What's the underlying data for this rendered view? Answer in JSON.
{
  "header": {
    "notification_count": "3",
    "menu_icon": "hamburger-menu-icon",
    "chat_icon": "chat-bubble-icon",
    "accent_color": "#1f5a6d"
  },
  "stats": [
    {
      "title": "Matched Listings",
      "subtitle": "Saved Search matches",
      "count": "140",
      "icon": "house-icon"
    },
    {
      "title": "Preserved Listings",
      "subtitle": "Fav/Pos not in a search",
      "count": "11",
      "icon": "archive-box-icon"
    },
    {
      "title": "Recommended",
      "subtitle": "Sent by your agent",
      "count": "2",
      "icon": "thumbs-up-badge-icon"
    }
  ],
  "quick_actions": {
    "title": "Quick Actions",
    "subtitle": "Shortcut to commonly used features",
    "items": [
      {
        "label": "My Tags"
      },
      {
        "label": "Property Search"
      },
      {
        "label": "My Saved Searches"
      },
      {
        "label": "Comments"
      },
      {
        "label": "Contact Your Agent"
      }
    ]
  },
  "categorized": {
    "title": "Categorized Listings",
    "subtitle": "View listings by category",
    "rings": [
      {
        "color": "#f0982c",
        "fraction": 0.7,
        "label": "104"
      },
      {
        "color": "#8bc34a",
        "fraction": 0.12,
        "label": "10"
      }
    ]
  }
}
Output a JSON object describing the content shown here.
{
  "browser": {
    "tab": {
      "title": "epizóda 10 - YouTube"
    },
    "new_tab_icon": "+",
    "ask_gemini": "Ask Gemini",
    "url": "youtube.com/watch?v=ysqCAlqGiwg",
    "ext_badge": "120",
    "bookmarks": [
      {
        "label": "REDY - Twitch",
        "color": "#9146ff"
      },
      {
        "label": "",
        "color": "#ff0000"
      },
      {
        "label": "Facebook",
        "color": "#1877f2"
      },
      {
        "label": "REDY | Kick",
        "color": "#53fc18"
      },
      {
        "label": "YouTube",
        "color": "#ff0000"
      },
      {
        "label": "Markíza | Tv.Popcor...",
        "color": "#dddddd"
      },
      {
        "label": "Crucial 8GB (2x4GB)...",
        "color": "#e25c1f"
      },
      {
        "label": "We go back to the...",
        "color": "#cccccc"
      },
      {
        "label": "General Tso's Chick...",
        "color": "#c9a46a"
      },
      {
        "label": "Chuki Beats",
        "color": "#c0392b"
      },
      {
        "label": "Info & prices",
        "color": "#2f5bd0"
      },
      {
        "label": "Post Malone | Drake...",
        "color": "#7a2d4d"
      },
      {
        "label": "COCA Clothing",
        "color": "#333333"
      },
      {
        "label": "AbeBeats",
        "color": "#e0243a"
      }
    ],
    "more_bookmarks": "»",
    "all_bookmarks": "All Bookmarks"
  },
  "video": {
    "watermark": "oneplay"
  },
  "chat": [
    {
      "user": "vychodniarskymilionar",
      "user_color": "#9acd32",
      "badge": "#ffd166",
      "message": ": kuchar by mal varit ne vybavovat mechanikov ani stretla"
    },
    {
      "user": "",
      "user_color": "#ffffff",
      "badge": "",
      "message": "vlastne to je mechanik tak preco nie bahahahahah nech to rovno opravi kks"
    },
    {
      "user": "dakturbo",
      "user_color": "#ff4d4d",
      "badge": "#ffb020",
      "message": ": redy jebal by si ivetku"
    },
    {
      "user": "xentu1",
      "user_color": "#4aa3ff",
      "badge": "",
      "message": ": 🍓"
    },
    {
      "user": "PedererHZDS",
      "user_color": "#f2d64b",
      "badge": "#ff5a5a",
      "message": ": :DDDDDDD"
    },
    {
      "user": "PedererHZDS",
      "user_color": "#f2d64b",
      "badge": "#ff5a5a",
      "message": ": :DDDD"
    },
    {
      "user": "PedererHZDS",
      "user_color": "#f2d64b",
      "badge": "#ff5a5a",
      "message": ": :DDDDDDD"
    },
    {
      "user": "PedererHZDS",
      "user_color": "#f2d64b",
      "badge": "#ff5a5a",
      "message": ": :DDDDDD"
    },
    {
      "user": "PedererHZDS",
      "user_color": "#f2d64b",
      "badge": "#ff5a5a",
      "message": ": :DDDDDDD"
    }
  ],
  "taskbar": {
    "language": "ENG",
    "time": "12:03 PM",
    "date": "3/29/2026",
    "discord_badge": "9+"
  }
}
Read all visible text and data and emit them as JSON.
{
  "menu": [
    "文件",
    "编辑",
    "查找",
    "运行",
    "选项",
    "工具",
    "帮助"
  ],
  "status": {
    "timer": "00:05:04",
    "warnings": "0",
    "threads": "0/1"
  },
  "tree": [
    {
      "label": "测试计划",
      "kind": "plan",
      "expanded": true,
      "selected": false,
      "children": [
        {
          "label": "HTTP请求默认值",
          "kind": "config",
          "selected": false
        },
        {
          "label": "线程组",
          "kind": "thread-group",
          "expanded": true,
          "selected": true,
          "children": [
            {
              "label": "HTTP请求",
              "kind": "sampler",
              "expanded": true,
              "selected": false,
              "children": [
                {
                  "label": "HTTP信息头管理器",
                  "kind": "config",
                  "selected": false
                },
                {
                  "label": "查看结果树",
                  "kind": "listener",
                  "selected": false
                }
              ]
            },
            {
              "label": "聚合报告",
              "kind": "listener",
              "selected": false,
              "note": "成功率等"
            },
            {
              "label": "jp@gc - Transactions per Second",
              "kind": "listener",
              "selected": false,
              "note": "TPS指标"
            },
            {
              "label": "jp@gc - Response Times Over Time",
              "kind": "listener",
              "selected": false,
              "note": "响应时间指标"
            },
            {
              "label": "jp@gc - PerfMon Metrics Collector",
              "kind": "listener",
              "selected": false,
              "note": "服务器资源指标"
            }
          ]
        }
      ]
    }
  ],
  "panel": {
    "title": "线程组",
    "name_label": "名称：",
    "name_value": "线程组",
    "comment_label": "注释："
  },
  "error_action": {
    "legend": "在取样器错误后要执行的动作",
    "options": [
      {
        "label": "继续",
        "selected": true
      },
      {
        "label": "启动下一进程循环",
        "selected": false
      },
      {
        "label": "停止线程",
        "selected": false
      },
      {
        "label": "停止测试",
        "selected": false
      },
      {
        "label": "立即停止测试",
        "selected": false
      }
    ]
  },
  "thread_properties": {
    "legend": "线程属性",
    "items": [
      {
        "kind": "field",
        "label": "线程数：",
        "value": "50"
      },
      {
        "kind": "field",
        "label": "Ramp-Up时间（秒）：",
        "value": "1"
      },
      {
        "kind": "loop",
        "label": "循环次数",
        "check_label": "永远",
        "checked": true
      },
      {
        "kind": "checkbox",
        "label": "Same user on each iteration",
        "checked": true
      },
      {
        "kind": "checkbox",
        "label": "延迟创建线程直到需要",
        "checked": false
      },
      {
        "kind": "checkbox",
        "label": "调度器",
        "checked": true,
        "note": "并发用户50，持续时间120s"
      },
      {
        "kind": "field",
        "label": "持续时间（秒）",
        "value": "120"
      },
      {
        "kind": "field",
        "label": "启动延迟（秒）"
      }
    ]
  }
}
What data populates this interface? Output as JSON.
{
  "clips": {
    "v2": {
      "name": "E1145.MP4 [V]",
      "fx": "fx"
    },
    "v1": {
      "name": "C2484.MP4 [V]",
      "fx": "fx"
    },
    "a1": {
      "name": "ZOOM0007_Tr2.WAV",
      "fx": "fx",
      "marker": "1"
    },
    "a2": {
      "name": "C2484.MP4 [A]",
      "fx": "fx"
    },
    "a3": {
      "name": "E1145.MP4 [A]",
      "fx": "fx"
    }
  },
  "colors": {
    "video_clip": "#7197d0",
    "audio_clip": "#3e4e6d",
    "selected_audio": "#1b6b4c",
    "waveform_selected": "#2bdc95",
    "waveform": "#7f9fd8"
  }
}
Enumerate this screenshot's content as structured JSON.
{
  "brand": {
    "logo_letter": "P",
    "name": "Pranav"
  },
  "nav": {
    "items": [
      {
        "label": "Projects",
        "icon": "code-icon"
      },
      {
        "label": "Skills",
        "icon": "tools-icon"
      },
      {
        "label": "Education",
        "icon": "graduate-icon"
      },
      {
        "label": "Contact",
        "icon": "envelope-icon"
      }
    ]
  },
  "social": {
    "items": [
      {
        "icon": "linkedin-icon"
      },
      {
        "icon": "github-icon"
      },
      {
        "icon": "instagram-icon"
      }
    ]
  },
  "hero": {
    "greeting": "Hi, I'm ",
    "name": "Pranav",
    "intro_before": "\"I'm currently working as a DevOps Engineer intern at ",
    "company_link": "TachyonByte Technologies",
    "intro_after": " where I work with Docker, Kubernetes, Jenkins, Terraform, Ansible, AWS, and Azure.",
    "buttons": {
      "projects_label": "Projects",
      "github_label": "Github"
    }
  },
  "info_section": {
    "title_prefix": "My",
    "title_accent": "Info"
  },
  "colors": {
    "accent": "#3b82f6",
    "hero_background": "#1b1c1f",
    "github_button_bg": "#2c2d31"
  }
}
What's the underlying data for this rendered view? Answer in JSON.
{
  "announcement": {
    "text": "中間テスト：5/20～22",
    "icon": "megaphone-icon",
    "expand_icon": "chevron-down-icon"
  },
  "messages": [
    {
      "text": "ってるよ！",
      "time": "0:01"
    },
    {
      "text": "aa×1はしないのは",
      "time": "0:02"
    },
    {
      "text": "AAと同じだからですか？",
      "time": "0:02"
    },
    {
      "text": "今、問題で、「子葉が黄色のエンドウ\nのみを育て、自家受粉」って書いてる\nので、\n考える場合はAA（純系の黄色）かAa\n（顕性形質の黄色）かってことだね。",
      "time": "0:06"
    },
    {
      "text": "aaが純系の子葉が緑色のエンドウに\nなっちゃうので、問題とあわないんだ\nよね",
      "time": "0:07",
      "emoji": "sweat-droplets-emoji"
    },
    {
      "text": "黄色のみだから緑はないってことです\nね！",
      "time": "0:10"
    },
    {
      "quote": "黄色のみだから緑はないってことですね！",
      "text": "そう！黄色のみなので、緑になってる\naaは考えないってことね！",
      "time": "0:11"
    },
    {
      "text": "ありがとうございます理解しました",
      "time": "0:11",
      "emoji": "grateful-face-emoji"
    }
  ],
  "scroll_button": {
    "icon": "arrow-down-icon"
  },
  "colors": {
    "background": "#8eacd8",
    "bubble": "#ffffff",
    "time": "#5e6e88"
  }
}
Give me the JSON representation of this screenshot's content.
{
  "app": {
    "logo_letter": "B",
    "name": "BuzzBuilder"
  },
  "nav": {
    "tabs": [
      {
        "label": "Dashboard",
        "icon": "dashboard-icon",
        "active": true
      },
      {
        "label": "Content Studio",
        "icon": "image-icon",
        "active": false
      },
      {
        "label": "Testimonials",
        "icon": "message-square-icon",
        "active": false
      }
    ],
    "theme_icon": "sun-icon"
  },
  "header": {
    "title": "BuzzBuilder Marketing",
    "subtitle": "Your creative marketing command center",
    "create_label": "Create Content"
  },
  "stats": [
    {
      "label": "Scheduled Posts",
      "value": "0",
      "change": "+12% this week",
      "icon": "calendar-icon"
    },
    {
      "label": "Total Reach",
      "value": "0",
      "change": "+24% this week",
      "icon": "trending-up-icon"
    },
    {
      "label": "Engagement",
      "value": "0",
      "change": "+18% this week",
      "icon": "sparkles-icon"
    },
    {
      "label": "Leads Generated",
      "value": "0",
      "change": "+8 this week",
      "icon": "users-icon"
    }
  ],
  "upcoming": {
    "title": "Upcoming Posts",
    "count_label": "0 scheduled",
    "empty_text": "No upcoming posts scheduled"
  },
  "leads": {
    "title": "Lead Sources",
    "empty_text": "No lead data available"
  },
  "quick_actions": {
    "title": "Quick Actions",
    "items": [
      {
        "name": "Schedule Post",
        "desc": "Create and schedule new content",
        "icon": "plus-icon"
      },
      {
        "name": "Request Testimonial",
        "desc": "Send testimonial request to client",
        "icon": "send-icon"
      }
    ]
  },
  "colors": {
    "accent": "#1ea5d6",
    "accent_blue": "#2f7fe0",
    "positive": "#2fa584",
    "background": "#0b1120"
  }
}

What is asked:
Gather each line of the records holding the string "Projects".

Answer for the task:
        "label": "Projects",
      "projects_label": "Projects",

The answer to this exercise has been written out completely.